[Extrait choisi]:
Des dettes sociales rédhibitoires
À l’occasion de l’audience solennelle de rentrée du tribunal de commerce de Douai-Cambrai qui s’est tenue le 10 janvier, le procureur de la République de Douai, Frédéric Fourtoy, a pris la parole le premier pour pointer une «hausse de l’activité très significative en 2023, qui a fait suite au début de rattrapage observé en 2022». Un constat immédiatement confirmé par le président de l’institution, Jean-François Krummenacker. «Après avoir rattrapé en 2022 celui de 2019, le nombre des ouvertures de procédures collectives l’a très largement dépassé en 2023. Nous avons ouvert trois sauvegardes, 62 redressements judiciaires et 229 liquidations judiciaires». Le total d’ouvertures de procédures collectives s’est ainsi porté à 294, contre 239 un an plus tôt et 132 en 2021.
Malgré l’envolée, François Krummenacker y voit plutôt un «retour à la normale», entretenu par une combinaison de paramètres. Et d’évoquer le début de remboursement des Prêts garantis par l’Etat (PGE), qui a précipité les difficultés d’entreprises exsangues, l’inflation des prix, notamment énergétiques, ou encore le déficit de préparation et/ou de compétences de certains dirigeants. Avec également, en règle générale, un dénominateur commun : «Les dossiers sont pires qu’avant, la dette sociale étant rédhibitoire et impossible à moratorier», a-t-il relevé. Du transport au commerce, en passant par le bâtiment, peu de secteurs d’activité ont été épargnés. «Il s’agit le plus souvent d’entreprises de petite taille, avec quatre à cinq salariés en moyenne», a précisé le président de la juridiction.
Une soixantaine d’emplois préservés
Au rayon des bonnes nouvelles, Frédéric Fourtoy a cependant mis en exergue l’efficacité des actions de prévention et des procédures mises en œuvre (redressements judiciaires, plans de cession…) par le tribunal, qui «ont contribué à sauver une soixantaine d’emplois» en 2023, mais aussi la diminution continue du délai moyen constaté entre l’introduction d’une instance et sa plaidoirie. Celui-ci est passé durant l’année écoulée de 5,9 mois à 5,5 mois. Afin que cette dynamique puisse se poursuivre, François Krummenacker a notamment intimé les plaideurs à recourir davantage à la conciliation.

[Liste fournie]:

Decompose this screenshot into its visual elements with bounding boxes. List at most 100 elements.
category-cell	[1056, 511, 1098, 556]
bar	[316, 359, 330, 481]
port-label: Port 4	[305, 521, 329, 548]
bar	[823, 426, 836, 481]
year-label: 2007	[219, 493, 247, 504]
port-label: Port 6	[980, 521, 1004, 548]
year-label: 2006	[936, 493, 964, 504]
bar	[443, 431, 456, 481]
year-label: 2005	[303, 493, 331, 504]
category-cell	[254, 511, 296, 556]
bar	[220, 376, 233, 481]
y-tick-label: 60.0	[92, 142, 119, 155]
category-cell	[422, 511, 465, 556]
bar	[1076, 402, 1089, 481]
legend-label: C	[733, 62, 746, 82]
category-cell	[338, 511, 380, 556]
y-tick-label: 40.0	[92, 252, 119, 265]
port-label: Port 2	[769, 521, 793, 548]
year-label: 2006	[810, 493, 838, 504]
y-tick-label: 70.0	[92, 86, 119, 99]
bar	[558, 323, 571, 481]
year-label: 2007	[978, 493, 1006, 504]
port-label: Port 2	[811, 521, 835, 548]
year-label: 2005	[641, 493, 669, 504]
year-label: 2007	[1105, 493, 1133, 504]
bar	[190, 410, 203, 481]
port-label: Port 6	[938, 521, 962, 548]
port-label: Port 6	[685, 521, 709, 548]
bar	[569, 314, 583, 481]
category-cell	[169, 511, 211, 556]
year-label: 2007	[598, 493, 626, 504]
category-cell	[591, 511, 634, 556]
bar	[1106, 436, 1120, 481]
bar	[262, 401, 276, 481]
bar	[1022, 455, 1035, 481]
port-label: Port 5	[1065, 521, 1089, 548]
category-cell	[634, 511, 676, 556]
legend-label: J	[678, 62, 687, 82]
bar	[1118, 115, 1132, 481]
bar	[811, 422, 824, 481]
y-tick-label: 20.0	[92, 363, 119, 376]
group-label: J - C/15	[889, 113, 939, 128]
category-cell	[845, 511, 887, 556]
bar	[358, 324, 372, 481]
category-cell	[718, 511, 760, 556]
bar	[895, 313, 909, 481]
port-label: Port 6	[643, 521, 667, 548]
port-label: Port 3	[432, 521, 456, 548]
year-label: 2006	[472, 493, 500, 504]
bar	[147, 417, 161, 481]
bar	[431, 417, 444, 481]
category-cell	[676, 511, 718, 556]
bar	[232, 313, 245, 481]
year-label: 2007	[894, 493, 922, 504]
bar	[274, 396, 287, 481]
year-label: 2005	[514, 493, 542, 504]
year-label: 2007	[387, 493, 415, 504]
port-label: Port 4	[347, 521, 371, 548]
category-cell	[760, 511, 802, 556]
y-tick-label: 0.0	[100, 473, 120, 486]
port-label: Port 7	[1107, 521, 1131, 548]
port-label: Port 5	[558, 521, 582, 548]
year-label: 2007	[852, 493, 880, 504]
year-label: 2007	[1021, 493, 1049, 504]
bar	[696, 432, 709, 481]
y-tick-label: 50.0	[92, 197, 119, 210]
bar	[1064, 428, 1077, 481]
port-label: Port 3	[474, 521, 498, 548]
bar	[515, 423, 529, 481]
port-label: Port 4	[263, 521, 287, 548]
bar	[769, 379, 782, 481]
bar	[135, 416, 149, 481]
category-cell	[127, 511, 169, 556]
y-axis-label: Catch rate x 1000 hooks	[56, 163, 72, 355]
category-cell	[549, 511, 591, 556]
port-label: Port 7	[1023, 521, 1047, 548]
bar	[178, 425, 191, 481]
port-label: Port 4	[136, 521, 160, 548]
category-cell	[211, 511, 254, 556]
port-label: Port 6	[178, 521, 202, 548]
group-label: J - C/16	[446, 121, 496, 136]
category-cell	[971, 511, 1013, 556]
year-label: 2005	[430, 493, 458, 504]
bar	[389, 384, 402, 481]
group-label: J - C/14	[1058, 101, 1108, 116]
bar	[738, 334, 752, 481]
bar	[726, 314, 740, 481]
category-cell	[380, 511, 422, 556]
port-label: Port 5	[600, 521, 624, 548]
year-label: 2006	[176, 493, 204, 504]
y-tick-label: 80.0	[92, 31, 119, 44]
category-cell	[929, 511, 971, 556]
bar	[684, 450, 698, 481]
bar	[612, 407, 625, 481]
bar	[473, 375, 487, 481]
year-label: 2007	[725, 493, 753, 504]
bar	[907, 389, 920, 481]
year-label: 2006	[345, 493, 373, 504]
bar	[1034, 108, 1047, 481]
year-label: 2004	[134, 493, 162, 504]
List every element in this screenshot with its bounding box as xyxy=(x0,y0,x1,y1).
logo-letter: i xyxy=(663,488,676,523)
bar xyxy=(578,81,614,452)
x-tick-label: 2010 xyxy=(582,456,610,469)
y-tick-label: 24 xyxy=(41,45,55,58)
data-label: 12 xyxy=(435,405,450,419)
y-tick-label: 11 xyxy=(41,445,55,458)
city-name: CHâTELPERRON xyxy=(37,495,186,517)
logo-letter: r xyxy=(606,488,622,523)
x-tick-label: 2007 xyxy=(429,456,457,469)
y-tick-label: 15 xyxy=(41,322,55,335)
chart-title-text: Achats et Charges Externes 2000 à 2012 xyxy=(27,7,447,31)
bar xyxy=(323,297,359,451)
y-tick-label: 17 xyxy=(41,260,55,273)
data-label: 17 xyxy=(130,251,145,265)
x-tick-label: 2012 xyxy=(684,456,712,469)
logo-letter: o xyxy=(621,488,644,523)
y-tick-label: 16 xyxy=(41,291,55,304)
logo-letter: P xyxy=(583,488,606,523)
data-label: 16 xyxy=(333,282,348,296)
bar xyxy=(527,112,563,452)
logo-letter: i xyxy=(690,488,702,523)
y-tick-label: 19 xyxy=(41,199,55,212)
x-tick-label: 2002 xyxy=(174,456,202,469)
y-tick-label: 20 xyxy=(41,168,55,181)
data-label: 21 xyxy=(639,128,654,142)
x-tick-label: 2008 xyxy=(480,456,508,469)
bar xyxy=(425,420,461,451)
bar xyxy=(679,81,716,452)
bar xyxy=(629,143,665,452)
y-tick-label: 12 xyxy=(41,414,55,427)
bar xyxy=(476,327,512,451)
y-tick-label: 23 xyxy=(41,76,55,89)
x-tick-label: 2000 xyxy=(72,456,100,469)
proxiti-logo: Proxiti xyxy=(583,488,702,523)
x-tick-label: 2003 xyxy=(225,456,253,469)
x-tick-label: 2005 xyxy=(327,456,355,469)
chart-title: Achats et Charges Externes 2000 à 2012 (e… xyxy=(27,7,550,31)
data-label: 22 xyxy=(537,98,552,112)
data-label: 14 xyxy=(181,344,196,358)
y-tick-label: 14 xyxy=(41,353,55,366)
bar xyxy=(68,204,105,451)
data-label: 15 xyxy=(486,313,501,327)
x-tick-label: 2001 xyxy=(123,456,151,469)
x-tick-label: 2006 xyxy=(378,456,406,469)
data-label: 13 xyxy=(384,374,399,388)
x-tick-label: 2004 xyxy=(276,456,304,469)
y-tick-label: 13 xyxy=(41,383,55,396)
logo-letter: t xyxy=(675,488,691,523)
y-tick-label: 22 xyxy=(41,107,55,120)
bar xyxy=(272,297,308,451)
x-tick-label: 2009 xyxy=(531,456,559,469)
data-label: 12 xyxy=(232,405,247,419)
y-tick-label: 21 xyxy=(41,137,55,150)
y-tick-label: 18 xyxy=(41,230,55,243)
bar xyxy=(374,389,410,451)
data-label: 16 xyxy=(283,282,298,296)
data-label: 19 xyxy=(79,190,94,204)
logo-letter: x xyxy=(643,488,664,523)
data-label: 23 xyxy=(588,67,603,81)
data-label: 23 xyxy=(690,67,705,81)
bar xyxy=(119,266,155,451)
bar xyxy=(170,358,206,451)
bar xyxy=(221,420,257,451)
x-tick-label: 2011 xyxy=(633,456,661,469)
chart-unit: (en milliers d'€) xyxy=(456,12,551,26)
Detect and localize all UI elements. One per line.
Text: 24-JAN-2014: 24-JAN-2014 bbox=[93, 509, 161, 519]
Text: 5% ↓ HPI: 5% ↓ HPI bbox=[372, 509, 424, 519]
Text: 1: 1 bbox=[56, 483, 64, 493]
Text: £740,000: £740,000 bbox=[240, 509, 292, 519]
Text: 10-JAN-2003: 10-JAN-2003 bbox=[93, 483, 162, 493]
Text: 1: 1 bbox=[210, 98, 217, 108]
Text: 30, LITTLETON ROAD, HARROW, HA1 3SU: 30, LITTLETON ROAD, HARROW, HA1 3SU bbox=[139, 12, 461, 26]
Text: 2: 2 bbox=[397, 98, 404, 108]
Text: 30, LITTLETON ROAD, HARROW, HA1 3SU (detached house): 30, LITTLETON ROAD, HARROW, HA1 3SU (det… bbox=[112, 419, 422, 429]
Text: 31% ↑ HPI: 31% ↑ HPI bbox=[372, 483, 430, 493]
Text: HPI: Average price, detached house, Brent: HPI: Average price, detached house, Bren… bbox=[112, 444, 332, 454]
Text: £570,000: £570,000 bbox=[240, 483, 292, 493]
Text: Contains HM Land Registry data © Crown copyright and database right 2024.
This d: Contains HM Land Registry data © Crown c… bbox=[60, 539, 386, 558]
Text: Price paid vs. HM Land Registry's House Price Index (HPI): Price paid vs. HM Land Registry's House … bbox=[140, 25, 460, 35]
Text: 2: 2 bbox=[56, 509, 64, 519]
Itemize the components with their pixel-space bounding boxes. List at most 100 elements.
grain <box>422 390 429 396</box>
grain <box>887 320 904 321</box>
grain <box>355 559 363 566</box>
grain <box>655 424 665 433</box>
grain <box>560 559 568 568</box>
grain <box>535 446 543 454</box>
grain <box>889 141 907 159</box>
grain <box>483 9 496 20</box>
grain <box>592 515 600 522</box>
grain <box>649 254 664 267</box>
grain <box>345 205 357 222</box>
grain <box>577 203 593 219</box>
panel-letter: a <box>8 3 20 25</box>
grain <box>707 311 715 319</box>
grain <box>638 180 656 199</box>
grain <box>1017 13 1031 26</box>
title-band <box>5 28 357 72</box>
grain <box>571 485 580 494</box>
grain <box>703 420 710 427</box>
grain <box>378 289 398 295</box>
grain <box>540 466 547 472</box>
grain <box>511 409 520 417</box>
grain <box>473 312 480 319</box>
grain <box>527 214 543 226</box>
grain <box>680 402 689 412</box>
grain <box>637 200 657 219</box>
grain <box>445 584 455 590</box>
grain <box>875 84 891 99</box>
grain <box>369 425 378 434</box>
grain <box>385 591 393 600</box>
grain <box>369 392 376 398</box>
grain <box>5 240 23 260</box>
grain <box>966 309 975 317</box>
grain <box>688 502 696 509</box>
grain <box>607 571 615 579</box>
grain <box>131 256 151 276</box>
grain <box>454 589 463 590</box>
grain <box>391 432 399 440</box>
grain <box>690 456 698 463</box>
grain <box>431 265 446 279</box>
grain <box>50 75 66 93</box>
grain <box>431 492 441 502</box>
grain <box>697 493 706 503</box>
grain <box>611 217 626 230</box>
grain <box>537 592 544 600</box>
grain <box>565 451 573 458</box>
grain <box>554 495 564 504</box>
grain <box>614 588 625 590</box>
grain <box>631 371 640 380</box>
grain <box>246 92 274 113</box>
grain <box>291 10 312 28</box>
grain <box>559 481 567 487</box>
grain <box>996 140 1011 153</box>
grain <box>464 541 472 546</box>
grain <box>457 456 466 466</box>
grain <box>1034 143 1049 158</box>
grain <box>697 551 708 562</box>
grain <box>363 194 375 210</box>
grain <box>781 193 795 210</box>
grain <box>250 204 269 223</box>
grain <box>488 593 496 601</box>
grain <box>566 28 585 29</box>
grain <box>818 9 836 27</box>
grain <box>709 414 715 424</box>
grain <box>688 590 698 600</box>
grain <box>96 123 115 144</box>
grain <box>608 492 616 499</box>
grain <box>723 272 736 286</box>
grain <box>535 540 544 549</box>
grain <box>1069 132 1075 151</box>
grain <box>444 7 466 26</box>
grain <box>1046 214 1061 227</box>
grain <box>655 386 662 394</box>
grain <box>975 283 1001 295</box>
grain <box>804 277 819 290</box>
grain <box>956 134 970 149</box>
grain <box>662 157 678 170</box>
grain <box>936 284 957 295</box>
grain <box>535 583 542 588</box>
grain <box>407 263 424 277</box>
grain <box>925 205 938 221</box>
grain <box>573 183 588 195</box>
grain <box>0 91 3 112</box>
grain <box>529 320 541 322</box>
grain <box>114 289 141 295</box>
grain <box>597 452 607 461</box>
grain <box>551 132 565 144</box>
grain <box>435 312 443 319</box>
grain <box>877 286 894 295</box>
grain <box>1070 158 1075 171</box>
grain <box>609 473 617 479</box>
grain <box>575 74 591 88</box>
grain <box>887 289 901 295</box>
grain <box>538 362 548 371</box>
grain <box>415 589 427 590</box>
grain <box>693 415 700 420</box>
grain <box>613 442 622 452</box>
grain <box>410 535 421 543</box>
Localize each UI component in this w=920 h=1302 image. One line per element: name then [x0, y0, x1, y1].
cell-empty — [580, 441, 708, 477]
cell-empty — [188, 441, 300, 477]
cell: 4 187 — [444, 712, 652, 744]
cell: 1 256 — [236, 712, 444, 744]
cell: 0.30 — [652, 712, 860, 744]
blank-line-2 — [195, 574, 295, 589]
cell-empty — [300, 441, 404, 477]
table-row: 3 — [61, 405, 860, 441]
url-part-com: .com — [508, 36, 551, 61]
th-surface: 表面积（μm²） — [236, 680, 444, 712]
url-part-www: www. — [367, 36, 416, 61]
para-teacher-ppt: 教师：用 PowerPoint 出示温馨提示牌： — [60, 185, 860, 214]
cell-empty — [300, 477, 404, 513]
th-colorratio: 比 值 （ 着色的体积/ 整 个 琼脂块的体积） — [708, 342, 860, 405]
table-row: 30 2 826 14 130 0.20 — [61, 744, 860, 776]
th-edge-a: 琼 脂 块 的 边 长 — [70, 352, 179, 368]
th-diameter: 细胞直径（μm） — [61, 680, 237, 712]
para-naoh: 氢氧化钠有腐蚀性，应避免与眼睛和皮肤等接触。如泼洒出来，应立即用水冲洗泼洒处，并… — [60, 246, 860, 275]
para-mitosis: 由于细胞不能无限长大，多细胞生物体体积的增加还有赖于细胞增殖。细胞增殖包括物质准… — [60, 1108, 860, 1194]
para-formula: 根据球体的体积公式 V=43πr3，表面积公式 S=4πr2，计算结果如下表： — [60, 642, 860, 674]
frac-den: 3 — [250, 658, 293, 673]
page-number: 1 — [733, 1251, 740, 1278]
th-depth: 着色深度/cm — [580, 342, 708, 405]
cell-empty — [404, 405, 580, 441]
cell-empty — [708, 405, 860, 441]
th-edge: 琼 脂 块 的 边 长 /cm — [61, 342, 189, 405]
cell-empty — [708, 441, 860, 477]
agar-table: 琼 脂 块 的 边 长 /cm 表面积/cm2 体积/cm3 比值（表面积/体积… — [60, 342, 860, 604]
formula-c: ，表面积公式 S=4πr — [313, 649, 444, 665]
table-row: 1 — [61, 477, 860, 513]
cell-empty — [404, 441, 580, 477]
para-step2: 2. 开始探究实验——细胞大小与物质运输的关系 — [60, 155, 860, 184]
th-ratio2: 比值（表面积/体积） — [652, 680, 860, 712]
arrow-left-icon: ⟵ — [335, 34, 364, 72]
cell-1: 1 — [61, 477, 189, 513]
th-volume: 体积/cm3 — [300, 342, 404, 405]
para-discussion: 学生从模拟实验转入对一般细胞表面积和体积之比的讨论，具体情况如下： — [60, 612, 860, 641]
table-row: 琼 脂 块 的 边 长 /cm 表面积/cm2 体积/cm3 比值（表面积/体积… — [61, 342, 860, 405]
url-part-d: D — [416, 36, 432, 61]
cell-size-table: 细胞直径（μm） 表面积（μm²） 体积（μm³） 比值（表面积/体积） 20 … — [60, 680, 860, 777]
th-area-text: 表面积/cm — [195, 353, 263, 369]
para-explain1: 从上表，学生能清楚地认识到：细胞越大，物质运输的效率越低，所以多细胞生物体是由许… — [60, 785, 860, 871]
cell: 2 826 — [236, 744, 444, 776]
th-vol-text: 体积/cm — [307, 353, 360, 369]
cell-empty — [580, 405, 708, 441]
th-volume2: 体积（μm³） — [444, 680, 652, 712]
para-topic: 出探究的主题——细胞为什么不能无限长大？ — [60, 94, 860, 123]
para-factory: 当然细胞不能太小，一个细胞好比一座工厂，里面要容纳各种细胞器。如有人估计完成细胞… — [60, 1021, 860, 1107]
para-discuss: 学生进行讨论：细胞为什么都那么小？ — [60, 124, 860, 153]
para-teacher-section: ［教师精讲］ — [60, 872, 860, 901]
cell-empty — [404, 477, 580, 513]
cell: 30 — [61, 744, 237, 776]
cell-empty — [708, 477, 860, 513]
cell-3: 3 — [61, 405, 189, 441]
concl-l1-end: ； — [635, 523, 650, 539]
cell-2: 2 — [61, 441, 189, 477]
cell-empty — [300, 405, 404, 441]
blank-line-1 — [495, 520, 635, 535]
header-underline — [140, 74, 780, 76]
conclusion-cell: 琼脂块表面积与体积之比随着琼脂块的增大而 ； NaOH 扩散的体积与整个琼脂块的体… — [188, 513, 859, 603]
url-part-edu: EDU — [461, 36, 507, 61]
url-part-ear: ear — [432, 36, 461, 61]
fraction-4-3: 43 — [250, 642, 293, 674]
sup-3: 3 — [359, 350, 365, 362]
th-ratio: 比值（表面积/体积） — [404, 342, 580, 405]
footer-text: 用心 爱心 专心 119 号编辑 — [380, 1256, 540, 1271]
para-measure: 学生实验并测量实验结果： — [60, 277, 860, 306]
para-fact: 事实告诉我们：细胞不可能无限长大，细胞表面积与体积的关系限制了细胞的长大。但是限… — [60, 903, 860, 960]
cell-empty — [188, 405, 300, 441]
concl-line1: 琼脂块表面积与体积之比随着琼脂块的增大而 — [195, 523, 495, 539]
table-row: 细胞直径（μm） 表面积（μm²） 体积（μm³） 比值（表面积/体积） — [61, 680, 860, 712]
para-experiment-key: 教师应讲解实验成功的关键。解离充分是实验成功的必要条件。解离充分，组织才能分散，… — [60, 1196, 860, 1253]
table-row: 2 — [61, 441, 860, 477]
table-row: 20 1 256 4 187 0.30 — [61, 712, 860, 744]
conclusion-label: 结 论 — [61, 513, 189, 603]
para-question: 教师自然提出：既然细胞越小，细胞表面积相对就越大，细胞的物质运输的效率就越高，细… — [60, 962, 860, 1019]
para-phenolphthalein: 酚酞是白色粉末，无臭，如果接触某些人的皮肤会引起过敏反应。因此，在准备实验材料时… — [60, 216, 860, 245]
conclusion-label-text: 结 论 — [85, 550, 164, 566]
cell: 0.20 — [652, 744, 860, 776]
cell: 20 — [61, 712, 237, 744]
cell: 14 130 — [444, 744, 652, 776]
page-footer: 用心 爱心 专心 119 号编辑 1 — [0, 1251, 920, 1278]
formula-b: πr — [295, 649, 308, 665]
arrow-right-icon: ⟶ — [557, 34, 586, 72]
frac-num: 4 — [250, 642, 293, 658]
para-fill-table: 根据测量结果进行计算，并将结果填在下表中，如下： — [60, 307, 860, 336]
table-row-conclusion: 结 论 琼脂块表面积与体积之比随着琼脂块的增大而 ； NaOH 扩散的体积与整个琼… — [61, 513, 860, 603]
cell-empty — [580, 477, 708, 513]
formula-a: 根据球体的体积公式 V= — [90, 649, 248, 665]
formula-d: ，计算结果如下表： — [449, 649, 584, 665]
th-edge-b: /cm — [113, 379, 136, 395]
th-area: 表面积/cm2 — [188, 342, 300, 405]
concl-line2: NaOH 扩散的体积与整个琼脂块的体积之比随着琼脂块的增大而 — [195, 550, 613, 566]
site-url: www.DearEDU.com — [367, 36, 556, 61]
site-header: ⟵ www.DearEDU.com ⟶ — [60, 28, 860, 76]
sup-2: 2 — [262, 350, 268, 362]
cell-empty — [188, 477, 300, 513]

[Consigne]: Reproduisez sans rien changer le passage de l'extrait sur le tribunal de commerce de Douai-Cambrai qui va de « Malgré l’envolée, François » jusqu'à « de la juridiction. ». La liste n'a aucun lien avec l'extrait.

[Réponse]:
Malgré l’envolée, François Krummenacker y voit plutôt un «retour à la normale», entretenu par une combinaison de paramètres. Et d’évoquer le début de remboursement des Prêts garantis par l’Etat (PGE), qui a précipité les difficultés d’entreprises exsangues, l’inflation des prix, notamment énergétiques, ou encore le déficit de préparation et/ou de compétences de certains dirigeants. Avec également, en règle générale, un dénominateur commun : «Les dossiers sont pires qu’avant, la dette sociale étant rédhibitoire et impossible à moratorier», a-t-il relevé. Du transport au commerce, en passant par le bâtiment, peu de secteurs d’activité ont été épargnés. «Il s’agit le plus souvent d’entreprises de petite taille, avec quatre à cinq salariés en moyenne», a précisé le président de la juridiction.